Passage:
The course is part of this learning path
This Course delves into the theory behind the topics of statistics, distributions, and standardization, all of which give you a solid foundation upon which the field of data science is built. We look at a variety of aspects of the field of statistics and how to use statistical tools to analyze and interpret data. You will then be walked through the NumPy library and how it can be used in a variety of real-world situations.
Learning Objectives
- Understand the different types of data and the relationships between them
- Understand the different way of finding the average of a set of data
- Know which statistical tools are available for analyzing data
- Grasp the impact that the distributions of data have on data analysis
- Learn about standardization and its use cases
- Explore NumPy library and its computational and statistical tools
Intended Audience
This Course is intended for IT professionals looking to learn more about data analytics and the NumPy library.
Pre-requisites
To get the most from this Course, you should already have some basic statistics knowledge as well as some programming experience.

Data excerpt:
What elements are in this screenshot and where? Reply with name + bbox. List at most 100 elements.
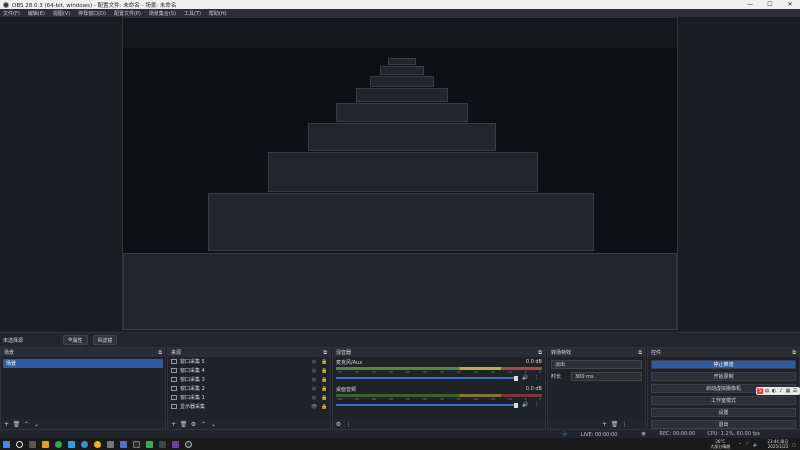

What is being asked: Turn the course description's paragraph starting "This Course delves into the theory" into a short bulleted list that keeps its main facts.

Solution to the problem:
- Covers the theory of statistics, distributions, and standardization, which form a foundation for data science
- Looks at various parts of statistics and how to use statistical tools to analyze and interpret data
- Walks through the NumPy library and how it can be used in real-world situations